■ **What is asked**
Write out the full set of records below exactly.

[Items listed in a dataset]
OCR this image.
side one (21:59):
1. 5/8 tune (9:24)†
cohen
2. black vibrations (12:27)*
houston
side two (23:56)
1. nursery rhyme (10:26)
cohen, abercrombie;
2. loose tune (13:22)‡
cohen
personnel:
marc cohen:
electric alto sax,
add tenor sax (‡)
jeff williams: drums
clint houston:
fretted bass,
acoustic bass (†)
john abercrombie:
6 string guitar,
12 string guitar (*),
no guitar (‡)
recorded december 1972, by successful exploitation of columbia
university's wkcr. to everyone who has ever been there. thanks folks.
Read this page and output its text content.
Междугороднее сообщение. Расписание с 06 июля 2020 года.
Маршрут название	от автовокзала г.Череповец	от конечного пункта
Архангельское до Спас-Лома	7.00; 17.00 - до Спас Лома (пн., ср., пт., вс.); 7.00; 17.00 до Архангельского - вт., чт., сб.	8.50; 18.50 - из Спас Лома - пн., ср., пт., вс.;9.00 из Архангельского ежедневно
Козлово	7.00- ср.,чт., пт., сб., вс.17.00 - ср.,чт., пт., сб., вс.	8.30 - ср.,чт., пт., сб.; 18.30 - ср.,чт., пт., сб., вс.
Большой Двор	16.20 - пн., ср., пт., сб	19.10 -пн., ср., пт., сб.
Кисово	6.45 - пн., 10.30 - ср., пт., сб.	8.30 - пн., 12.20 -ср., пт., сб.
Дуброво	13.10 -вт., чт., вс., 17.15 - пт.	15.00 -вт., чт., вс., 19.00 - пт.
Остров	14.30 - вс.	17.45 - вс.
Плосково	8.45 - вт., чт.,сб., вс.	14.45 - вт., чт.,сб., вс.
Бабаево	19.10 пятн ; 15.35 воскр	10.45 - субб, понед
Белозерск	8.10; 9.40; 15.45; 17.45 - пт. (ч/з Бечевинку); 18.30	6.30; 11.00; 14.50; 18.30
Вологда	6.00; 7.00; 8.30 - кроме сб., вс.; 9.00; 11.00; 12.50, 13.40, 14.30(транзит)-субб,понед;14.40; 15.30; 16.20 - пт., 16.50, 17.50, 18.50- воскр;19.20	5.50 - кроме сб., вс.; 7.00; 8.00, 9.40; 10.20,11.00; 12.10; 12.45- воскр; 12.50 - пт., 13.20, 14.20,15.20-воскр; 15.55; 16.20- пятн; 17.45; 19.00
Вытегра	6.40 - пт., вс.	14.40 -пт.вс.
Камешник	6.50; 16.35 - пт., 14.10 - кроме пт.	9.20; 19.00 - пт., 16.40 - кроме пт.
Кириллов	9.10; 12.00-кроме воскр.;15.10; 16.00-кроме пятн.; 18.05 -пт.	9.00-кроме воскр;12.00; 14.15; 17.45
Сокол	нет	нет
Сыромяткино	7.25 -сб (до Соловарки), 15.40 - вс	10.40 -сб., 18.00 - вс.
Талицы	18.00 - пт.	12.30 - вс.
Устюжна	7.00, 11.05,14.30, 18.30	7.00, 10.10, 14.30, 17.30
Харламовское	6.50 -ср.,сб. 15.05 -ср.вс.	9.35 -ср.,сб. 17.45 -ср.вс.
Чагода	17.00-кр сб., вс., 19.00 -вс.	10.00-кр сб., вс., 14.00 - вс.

■ **Solved exercise**
OCR this image.
side one (21:59):
1. 5/8 tune (9:24)†
cohen
2. black vibrations (12:27)*
houston
side two (23:56)
1. nursery rhyme (10:26)
cohen, abercrombie;
2. loose tune (13:22)‡
cohen
personnel:
marc cohen:
electric alto sax,
add tenor sax (‡)
jeff williams: drums
clint houston:
fretted bass,
acoustic bass (†)
john abercrombie:
6 string guitar,
12 string guitar (*),
no guitar (‡)
recorded december 1972, by successful exploitation of columbia
university's wkcr. to everyone who has ever been there. thanks folks.
Read this page and output its text content.
Междугороднее сообщение. Расписание с 06 июля 2020 года.
Маршрут название	от автовокзала г.Череповец	от конечного пункта
Архангельское до Спас-Лома	7.00; 17.00 - до Спас Лома (пн., ср., пт., вс.); 7.00; 17.00 до Архангельского - вт., чт., сб.	8.50; 18.50 - из Спас Лома - пн., ср., пт., вс.;9.00 из Архангельского ежедневно
Козлово	7.00- ср.,чт., пт., сб., вс.17.00 - ср.,чт., пт., сб., вс.	8.30 - ср.,чт., пт., сб.; 18.30 - ср.,чт., пт., сб., вс.
Большой Двор	16.20 - пн., ср., пт., сб	19.10 -пн., ср., пт., сб.
Кисово	6.45 - пн., 10.30 - ср., пт., сб.	8.30 - пн., 12.20 -ср., пт., сб.
Дуброво	13.10 -вт., чт., вс., 17.15 - пт.	15.00 -вт., чт., вс., 19.00 - пт.
Остров	14.30 - вс.	17.45 - вс.
Плосково	8.45 - вт., чт.,сб., вс.	14.45 - вт., чт.,сб., вс.
Бабаево	19.10 пятн ; 15.35 воскр	10.45 - субб, понед
Белозерск	8.10; 9.40; 15.45; 17.45 - пт. (ч/з Бечевинку); 18.30	6.30; 11.00; 14.50; 18.30
Вологда	6.00; 7.00; 8.30 - кроме сб., вс.; 9.00; 11.00; 12.50, 13.40, 14.30(транзит)-субб,понед;14.40; 15.30; 16.20 - пт., 16.50, 17.50, 18.50- воскр;19.20	5.50 - кроме сб., вс.; 7.00; 8.00, 9.40; 10.20,11.00; 12.10; 12.45- воскр; 12.50 - пт., 13.20, 14.20,15.20-воскр; 15.55; 16.20- пятн; 17.45; 19.00
Вытегра	6.40 - пт., вс.	14.40 -пт.вс.
Камешник	6.50; 16.35 - пт., 14.10 - кроме пт.	9.20; 19.00 - пт., 16.40 - кроме пт.
Кириллов	9.10; 12.00-кроме воскр.;15.10; 16.00-кроме пятн.; 18.05 -пт.	9.00-кроме воскр;12.00; 14.15; 17.45
Сокол	нет	нет
Сыромяткино	7.25 -сб (до Соловарки), 15.40 - вс	10.40 -сб., 18.00 - вс.
Талицы	18.00 - пт.	12.30 - вс.
Устюжна	7.00, 11.05,14.30, 18.30	7.00, 10.10, 14.30, 17.30
Харламовское	6.50 -ср.,сб. 15.05 -ср.вс.	9.35 -ср.,сб. 17.45 -ср.вс.
Чагода	17.00-кр сб., вс., 19.00 -вс.	10.00-кр сб., вс., 14.00 - вс.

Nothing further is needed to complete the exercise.